[Figure record listings]
___

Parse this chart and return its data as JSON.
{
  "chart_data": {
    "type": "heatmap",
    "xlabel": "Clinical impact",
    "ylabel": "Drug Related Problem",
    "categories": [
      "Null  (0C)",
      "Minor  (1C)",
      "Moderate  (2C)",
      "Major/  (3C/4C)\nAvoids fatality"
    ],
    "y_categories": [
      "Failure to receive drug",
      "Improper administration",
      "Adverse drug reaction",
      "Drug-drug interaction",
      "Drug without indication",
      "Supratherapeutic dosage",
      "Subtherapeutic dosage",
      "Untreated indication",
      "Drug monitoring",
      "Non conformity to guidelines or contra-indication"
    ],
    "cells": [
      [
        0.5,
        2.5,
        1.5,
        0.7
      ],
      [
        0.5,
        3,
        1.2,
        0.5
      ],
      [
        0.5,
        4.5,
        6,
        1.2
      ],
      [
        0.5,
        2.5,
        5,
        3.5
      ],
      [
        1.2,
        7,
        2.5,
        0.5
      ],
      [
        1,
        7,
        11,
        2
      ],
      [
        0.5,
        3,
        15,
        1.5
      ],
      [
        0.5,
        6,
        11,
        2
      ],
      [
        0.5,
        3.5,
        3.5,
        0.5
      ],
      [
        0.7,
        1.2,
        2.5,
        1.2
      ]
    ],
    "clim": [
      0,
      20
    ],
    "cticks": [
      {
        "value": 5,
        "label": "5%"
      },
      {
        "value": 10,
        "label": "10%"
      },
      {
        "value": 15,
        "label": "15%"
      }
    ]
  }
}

___

**Short exercise**
Return each line of the data exactly as written above.

**Output below**
Parse this chart and return its data as JSON.
{
  "chart_data": {
    "type": "heatmap",
    "xlabel": "Clinical impact",
    "ylabel": "Drug Related Problem",
    "categories": [
      "Null  (0C)",
      "Minor  (1C)",
      "Moderate  (2C)",
      "Major/  (3C/4C)\nAvoids fatality"
    ],
    "y_categories": [
      "Failure to receive drug",
      "Improper administration",
      "Adverse drug reaction",
      "Drug-drug interaction",
      "Drug without indication",
      "Supratherapeutic dosage",
      "Subtherapeutic dosage",
      "Untreated indication",
      "Drug monitoring",
      "Non conformity to guidelines or contra-indication"
    ],
    "cells": [
      [
        0.5,
        2.5,
        1.5,
        0.7
      ],
      [
        0.5,
        3,
        1.2,
        0.5
      ],
      [
        0.5,
        4.5,
        6,
        1.2
      ],
      [
        0.5,
        2.5,
        5,
        3.5
      ],
      [
        1.2,
        7,
        2.5,
        0.5
      ],
      [
        1,
        7,
        11,
        2
      ],
      [
        0.5,
        3,
        15,
        1.5
      ],
      [
        0.5,
        6,
        11,
        2
      ],
      [
        0.5,
        3.5,
        3.5,
        0.5
      ],
      [
        0.7,
        1.2,
        2.5,
        1.2
      ]
    ],
    "clim": [
      0,
      20
    ],
    "cticks": [
      {
        "value": 5,
        "label": "5%"
      },
      {
        "value": 10,
        "label": "10%"
      },
      {
        "value": 15,
        "label": "15%"
      }
    ]
  }
}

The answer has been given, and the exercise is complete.